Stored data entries
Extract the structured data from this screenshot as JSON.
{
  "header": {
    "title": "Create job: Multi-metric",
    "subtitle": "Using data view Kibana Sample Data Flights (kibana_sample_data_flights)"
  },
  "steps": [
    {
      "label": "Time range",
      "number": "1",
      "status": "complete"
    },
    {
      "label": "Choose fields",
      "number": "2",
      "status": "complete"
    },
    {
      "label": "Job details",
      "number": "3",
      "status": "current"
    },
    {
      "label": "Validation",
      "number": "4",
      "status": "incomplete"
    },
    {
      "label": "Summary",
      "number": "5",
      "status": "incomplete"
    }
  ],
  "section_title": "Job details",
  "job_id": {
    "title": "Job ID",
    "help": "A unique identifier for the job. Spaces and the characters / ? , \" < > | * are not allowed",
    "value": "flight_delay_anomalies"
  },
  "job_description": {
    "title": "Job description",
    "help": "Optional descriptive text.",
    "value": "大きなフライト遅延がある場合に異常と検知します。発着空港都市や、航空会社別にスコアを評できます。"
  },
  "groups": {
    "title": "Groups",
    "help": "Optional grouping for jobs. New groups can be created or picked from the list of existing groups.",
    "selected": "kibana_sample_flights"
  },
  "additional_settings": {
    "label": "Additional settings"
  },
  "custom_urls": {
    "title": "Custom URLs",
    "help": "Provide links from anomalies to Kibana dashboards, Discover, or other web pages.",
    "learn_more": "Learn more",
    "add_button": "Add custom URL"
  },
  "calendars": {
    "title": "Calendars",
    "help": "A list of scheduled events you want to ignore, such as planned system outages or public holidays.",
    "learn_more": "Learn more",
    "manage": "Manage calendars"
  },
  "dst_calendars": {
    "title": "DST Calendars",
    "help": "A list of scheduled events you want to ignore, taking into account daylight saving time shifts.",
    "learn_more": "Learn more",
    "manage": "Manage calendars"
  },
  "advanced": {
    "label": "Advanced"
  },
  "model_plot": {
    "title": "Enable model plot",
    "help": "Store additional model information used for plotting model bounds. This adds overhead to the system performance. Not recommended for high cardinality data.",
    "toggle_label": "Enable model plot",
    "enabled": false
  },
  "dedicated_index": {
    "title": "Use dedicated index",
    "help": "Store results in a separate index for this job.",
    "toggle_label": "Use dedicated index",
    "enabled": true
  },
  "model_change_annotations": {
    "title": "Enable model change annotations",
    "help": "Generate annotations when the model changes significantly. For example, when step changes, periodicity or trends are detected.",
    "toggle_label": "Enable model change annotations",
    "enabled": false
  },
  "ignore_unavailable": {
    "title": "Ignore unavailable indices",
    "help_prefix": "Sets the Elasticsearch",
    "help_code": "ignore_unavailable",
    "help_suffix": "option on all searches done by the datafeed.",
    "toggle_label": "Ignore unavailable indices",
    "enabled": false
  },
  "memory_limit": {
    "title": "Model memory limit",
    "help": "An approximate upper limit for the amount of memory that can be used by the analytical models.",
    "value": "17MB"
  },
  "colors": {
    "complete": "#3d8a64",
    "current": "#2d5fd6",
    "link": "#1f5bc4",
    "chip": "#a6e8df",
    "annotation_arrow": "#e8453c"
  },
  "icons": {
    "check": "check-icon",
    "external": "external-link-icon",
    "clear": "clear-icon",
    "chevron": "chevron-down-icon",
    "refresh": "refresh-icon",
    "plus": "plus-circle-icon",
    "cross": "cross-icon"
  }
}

■ **TASK DESCRIPTION**: Copy each line containing the word "indices" from the data.

■ **IN RESPONSE**:
    "title": "Ignore unavailable indices",
    "toggle_label": "Ignore unavailable indices",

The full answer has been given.